[Start of Input]

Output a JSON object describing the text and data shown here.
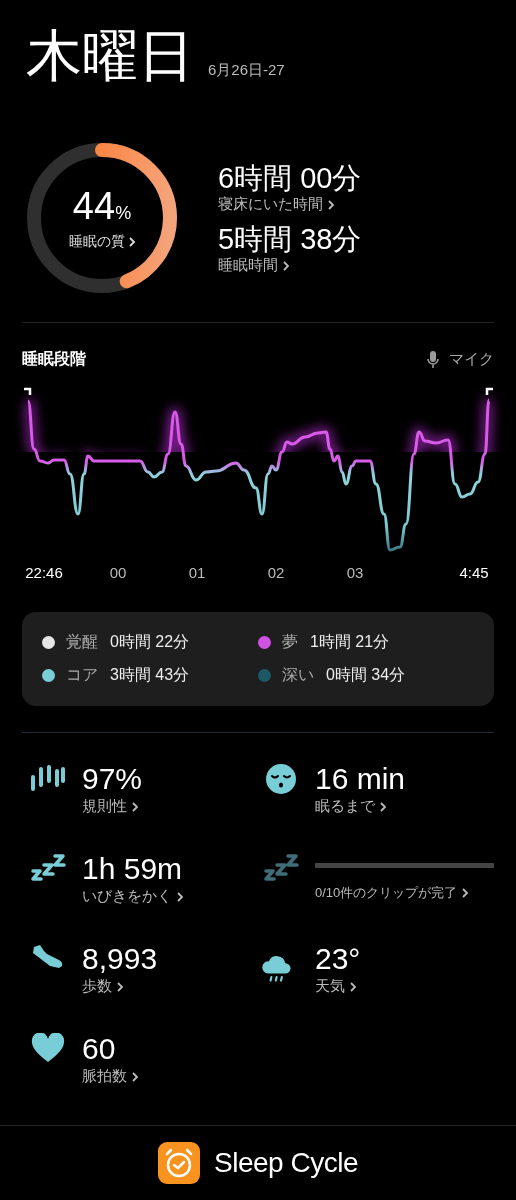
{
  "header": {
    "day": "木曜日",
    "date": "6月26日-27"
  },
  "quality": {
    "value": "44",
    "unit": "%",
    "label": "睡眠の質",
    "level": 0.44
  },
  "durations": [
    {
      "value": "6時間 00分",
      "label": "寝床にいた時間"
    },
    {
      "value": "5時間 38分",
      "label": "睡眠時間"
    }
  ],
  "stages": {
    "title": "睡眠段階",
    "mic_label": "マイク",
    "x_labels": [
      "22:46",
      "00",
      "01",
      "02",
      "03",
      "4:45"
    ],
    "legend": [
      {
        "name": "覚醒",
        "duration": "0時間 22分",
        "color": "#e6e6e6"
      },
      {
        "name": "夢",
        "duration": "1時間 21分",
        "color": "#cf52e3"
      },
      {
        "name": "コア",
        "duration": "3時間 43分",
        "color": "#79cdd6"
      },
      {
        "name": "深い",
        "duration": "0時間 34分",
        "color": "#1d5864"
      }
    ]
  },
  "stats": [
    {
      "kind": "regularity",
      "value": "97%",
      "label": "規則性"
    },
    {
      "kind": "fall_asleep",
      "value": "16 min",
      "label": "眠るまで"
    },
    {
      "kind": "snore",
      "value": "1h 59m",
      "label": "いびきをかく"
    },
    {
      "kind": "clips",
      "label": "0/10件のクリップが完了",
      "level": 0
    },
    {
      "kind": "steps",
      "value": "8,993",
      "label": "歩数"
    },
    {
      "kind": "weather",
      "value": "23°",
      "label": "天気"
    },
    {
      "kind": "heart",
      "value": "60",
      "label": "脈拍数"
    }
  ],
  "footer": {
    "app_name": "Sleep Cycle"
  }
}
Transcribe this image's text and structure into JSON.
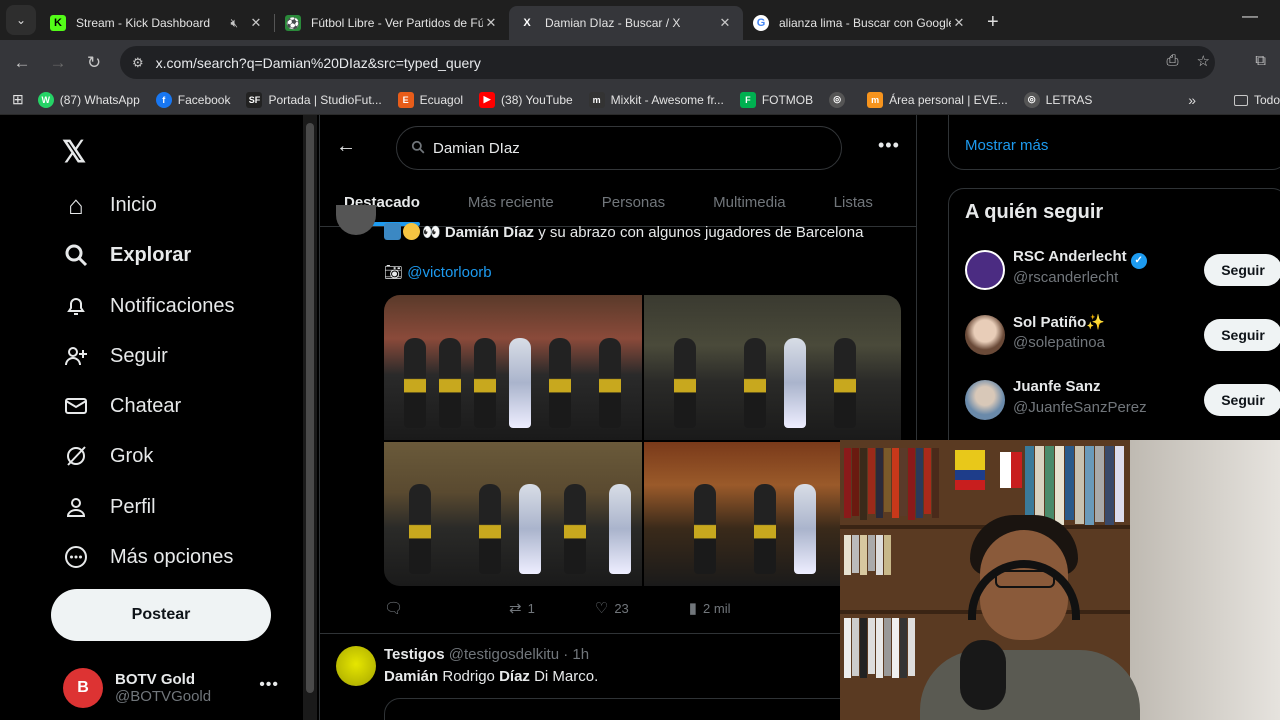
{
  "browser": {
    "tabs": [
      {
        "title": "Stream - Kick Dashboard",
        "favicon_color": "#53fc18",
        "favicon_glyph": "K",
        "muted": true
      },
      {
        "title": "Fútbol Libre - Ver Partidos de Fútbol",
        "favicon_color": "#2a8a3a",
        "favicon_glyph": "⚽"
      },
      {
        "title": "Damian DIaz - Buscar / X",
        "favicon_color": "#000000",
        "favicon_glyph": "X",
        "active": true
      },
      {
        "title": "alianza lima - Buscar con Google",
        "favicon_color": "#ffffff",
        "favicon_glyph": "G"
      }
    ],
    "url": "x.com/search?q=Damian%20DIaz&src=typed_query",
    "bookmarks": [
      {
        "label": "(87) WhatsApp",
        "color": "#25d366",
        "glyph": "W"
      },
      {
        "label": "Facebook",
        "color": "#1877f2",
        "glyph": "f"
      },
      {
        "label": "Portada | StudioFut...",
        "color": "#222222",
        "glyph": "SF"
      },
      {
        "label": "Ecuagol",
        "color": "#e85d1a",
        "glyph": "E"
      },
      {
        "label": "(38) YouTube",
        "color": "#ff0000",
        "glyph": "▶"
      },
      {
        "label": "Mixkit - Awesome fr...",
        "color": "#333333",
        "glyph": "m"
      },
      {
        "label": "FOTMOB",
        "color": "#00b050",
        "glyph": "F"
      },
      {
        "label": "",
        "color": "#555555",
        "glyph": "◎"
      },
      {
        "label": "Área personal | EVE...",
        "color": "#f7941d",
        "glyph": "m"
      },
      {
        "label": "LETRAS",
        "color": "#555555",
        "glyph": "◎"
      }
    ],
    "bookmarks_folder": "Todo"
  },
  "sidebar": {
    "nav": [
      {
        "label": "Inicio",
        "icon": "home-icon",
        "glyph": "⌂",
        "bold": false
      },
      {
        "label": "Explorar",
        "icon": "search-icon",
        "glyph": "⚲",
        "bold": true
      },
      {
        "label": "Notificaciones",
        "icon": "bell-icon",
        "glyph": "♫",
        "bold": false
      },
      {
        "label": "Seguir",
        "icon": "follow-icon",
        "glyph": "♙",
        "bold": false
      },
      {
        "label": "Chatear",
        "icon": "mail-icon",
        "glyph": "✉",
        "bold": false
      },
      {
        "label": "Grok",
        "icon": "grok-icon",
        "glyph": "⊘",
        "bold": false
      },
      {
        "label": "Perfil",
        "icon": "profile-icon",
        "glyph": "♙",
        "bold": false
      },
      {
        "label": "Más opciones",
        "icon": "more-icon",
        "glyph": "⋯",
        "bold": false
      }
    ],
    "post_label": "Postear",
    "account": {
      "name": "BOTV Gold",
      "handle": "@BOTVGoold"
    }
  },
  "search": {
    "query": "Damian DIaz",
    "tabs": [
      "Destacado",
      "Más reciente",
      "Personas",
      "Multimedia",
      "Listas"
    ],
    "active_tab": "Destacado"
  },
  "tweet1": {
    "text_bold": "Damián Díaz",
    "text_rest": " y su abrazo con algunos jugadores de Barcelona",
    "mention": "@victorloorb",
    "replies": "",
    "retweets": "1",
    "likes": "23",
    "views": "2 mil"
  },
  "tweet2": {
    "name": "Testigos",
    "handle": "@testigosdelkitu",
    "time": "· 1h",
    "text_b1": "Damián",
    "text_m1": " Rodrigo ",
    "text_b2": "Díaz",
    "text_m2": " Di Marco."
  },
  "right": {
    "show_more": "Mostrar más",
    "follow_title": "A quién seguir",
    "follow_button": "Seguir",
    "suggestions": [
      {
        "name": "RSC Anderlecht",
        "handle": "@rscanderlecht",
        "verified": true,
        "avatar_color": "#4b2c82"
      },
      {
        "name": "Sol Patiño✨",
        "handle": "@solepatinoa",
        "verified": false,
        "avatar_color": "#c9a892"
      },
      {
        "name": "Juanfe Sanz",
        "handle": "@JuanfeSanzPerez",
        "verified": false,
        "avatar_color": "#6a8aaa"
      }
    ]
  }
}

[End of Input]

Problem
Your copy should repeat each entry above exactly but contain no pictures.

Response below
Output a JSON object describing the text and data shown here.
{
  "header": {
    "day": "木曜日",
    "date": "6月26日-27"
  },
  "quality": {
    "value": "44",
    "unit": "%",
    "label": "睡眠の質",
    "level": 0.44
  },
  "durations": [
    {
      "value": "6時間 00分",
      "label": "寝床にいた時間"
    },
    {
      "value": "5時間 38分",
      "label": "睡眠時間"
    }
  ],
  "stages": {
    "title": "睡眠段階",
    "mic_label": "マイク",
    "x_labels": [
      "22:46",
      "00",
      "01",
      "02",
      "03",
      "4:45"
    ],
    "legend": [
      {
        "name": "覚醒",
        "duration": "0時間 22分",
        "color": "#e6e6e6"
      },
      {
        "name": "夢",
        "duration": "1時間 21分",
        "color": "#cf52e3"
      },
      {
        "name": "コア",
        "duration": "3時間 43分",
        "color": "#79cdd6"
      },
      {
        "name": "深い",
        "duration": "0時間 34分",
        "color": "#1d5864"
      }
    ]
  },
  "stats": [
    {
      "kind": "regularity",
      "value": "97%",
      "label": "規則性"
    },
    {
      "kind": "fall_asleep",
      "value": "16 min",
      "label": "眠るまで"
    },
    {
      "kind": "snore",
      "value": "1h 59m",
      "label": "いびきをかく"
    },
    {
      "kind": "clips",
      "label": "0/10件のクリップが完了",
      "level": 0
    },
    {
      "kind": "steps",
      "value": "8,993",
      "label": "歩数"
    },
    {
      "kind": "weather",
      "value": "23°",
      "label": "天気"
    },
    {
      "kind": "heart",
      "value": "60",
      "label": "脈拍数"
    }
  ],
  "footer": {
    "app_name": "Sleep Cycle"
  }
}
Transcribe this image's text and structure into JSON.
{
  "browser": {
    "tabs": [
      {
        "title": "Stream - Kick Dashboard",
        "favicon_color": "#53fc18",
        "favicon_glyph": "K",
        "muted": true
      },
      {
        "title": "Fútbol Libre - Ver Partidos de Fútbol",
        "favicon_color": "#2a8a3a",
        "favicon_glyph": "⚽"
      },
      {
        "title": "Damian DIaz - Buscar / X",
        "favicon_color": "#000000",
        "favicon_glyph": "X",
        "active": true
      },
      {
        "title": "alianza lima - Buscar con Google",
        "favicon_color": "#ffffff",
        "favicon_glyph": "G"
      }
    ],
    "url": "x.com/search?q=Damian%20DIaz&src=typed_query",
    "bookmarks": [
      {
        "label": "(87) WhatsApp",
        "color": "#25d366",
        "glyph": "W"
      },
      {
        "label": "Facebook",
        "color": "#1877f2",
        "glyph": "f"
      },
      {
        "label": "Portada | StudioFut...",
        "color": "#222222",
        "glyph": "SF"
      },
      {
        "label": "Ecuagol",
        "color": "#e85d1a",
        "glyph": "E"
      },
      {
        "label": "(38) YouTube",
        "color": "#ff0000",
        "glyph": "▶"
      },
      {
        "label": "Mixkit - Awesome fr...",
        "color": "#333333",
        "glyph": "m"
      },
      {
        "label": "FOTMOB",
        "color": "#00b050",
        "glyph": "F"
      },
      {
        "label": "",
        "color": "#555555",
        "glyph": "◎"
      },
      {
        "label": "Área personal | EVE...",
        "color": "#f7941d",
        "glyph": "m"
      },
      {
        "label": "LETRAS",
        "color": "#555555",
        "glyph": "◎"
      }
    ],
    "bookmarks_folder": "Todo"
  },
  "sidebar": {
    "nav": [
      {
        "label": "Inicio",
        "icon": "home-icon",
        "glyph": "⌂",
        "bold": false
      },
      {
        "label": "Explorar",
        "icon": "search-icon",
        "glyph": "⚲",
        "bold": true
      },
      {
        "label": "Notificaciones",
        "icon": "bell-icon",
        "glyph": "♫",
        "bold": false
      },
      {
        "label": "Seguir",
        "icon": "follow-icon",
        "glyph": "♙",
        "bold": false
      },
      {
        "label": "Chatear",
        "icon": "mail-icon",
        "glyph": "✉",
        "bold": false
      },
      {
        "label": "Grok",
        "icon": "grok-icon",
        "glyph": "⊘",
        "bold": false
      },
      {
        "label": "Perfil",
        "icon": "profile-icon",
        "glyph": "♙",
        "bold": false
      },
      {
        "label": "Más opciones",
        "icon": "more-icon",
        "glyph": "⋯",
        "bold": false
      }
    ],
    "post_label": "Postear",
    "account": {
      "name": "BOTV Gold",
      "handle": "@BOTVGoold"
    }
  },
  "search": {
    "query": "Damian DIaz",
    "tabs": [
      "Destacado",
      "Más reciente",
      "Personas",
      "Multimedia",
      "Listas"
    ],
    "active_tab": "Destacado"
  },
  "tweet1": {
    "text_bold": "Damián Díaz",
    "text_rest": " y su abrazo con algunos jugadores de Barcelona",
    "mention": "@victorloorb",
    "replies": "",
    "retweets": "1",
    "likes": "23",
    "views": "2 mil"
  },
  "tweet2": {
    "name": "Testigos",
    "handle": "@testigosdelkitu",
    "time": "· 1h",
    "text_b1": "Damián",
    "text_m1": " Rodrigo ",
    "text_b2": "Díaz",
    "text_m2": " Di Marco."
  },
  "right": {
    "show_more": "Mostrar más",
    "follow_title": "A quién seguir",
    "follow_button": "Seguir",
    "suggestions": [
      {
        "name": "RSC Anderlecht",
        "handle": "@rscanderlecht",
        "verified": true,
        "avatar_color": "#4b2c82"
      },
      {
        "name": "Sol Patiño✨",
        "handle": "@solepatinoa",
        "verified": false,
        "avatar_color": "#c9a892"
      },
      {
        "name": "Juanfe Sanz",
        "handle": "@JuanfeSanzPerez",
        "verified": false,
        "avatar_color": "#6a8aaa"
      }
    ]
  }
}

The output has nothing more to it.